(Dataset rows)
________________________

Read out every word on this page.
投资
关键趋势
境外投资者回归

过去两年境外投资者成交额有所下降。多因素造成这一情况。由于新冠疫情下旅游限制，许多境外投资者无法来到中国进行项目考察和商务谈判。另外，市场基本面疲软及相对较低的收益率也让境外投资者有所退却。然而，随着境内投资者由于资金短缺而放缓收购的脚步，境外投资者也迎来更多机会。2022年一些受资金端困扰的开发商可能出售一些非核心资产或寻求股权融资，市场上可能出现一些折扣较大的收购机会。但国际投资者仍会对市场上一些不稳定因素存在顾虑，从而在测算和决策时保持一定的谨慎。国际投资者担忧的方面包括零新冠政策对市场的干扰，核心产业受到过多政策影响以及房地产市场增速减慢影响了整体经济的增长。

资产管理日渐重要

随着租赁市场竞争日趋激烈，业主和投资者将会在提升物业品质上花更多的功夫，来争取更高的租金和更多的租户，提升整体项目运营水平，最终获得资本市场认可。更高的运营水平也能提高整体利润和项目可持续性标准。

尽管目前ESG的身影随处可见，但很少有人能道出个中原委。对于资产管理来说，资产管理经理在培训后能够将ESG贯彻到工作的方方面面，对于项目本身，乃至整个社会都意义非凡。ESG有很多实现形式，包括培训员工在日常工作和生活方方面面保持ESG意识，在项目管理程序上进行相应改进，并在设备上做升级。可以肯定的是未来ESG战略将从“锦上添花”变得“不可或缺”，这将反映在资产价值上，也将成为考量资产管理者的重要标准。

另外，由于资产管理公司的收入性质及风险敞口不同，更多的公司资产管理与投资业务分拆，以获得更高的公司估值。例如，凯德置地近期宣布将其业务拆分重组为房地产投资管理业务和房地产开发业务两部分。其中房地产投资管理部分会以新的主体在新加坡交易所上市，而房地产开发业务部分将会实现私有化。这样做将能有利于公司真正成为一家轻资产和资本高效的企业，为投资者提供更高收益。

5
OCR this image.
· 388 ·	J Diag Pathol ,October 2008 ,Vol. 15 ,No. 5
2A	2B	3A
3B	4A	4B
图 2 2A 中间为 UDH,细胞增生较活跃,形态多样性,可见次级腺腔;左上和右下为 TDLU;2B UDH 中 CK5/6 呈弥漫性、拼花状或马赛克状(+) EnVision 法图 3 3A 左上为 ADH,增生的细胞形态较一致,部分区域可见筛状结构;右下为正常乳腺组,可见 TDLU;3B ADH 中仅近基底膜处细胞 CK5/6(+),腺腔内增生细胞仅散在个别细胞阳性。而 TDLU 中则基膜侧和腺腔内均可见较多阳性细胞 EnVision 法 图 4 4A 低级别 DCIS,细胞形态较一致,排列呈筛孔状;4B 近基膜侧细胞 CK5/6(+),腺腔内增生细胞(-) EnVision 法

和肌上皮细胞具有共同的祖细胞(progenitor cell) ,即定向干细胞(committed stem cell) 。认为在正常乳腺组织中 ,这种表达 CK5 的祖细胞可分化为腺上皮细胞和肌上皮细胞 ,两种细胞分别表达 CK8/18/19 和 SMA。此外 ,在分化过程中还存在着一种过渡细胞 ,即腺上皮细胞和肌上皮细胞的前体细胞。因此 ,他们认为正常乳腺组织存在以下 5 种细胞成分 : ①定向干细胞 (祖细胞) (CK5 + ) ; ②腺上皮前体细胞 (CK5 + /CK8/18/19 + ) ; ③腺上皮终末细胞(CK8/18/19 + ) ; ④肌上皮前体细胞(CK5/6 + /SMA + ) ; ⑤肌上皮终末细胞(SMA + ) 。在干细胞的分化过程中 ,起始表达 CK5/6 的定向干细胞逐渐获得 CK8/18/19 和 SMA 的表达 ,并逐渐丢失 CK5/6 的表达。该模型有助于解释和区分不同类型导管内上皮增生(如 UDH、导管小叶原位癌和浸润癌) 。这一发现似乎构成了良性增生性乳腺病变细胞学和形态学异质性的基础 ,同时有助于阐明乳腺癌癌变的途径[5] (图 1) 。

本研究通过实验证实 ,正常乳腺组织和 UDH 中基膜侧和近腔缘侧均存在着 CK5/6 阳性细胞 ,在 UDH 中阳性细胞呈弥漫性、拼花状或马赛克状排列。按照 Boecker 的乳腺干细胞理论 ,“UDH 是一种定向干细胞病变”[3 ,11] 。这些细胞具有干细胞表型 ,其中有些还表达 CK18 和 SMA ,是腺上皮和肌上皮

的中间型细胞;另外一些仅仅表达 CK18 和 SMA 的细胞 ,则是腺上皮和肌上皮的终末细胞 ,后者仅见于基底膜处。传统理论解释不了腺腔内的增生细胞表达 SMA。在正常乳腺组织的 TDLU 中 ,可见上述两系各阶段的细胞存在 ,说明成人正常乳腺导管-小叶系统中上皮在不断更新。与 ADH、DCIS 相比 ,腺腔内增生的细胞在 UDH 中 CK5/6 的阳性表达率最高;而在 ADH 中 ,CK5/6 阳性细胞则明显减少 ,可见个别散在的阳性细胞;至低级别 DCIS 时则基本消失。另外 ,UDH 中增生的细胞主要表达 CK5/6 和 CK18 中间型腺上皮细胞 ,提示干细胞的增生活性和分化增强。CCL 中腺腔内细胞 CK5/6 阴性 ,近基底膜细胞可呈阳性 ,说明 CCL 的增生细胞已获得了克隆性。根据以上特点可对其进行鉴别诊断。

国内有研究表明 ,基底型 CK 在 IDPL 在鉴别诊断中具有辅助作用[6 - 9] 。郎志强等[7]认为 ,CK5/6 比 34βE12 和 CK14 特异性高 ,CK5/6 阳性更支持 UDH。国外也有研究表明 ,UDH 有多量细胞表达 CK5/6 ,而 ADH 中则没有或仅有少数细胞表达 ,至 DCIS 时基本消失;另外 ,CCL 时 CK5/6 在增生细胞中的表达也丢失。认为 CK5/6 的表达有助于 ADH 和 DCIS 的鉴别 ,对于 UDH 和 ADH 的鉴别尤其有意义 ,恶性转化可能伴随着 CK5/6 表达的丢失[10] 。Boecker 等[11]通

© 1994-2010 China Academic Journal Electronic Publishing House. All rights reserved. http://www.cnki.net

________________________

* **REQUEST**
In the data above, count the lines where the word "this" appears; reply with the number only.

* **THE OUTPUT**
2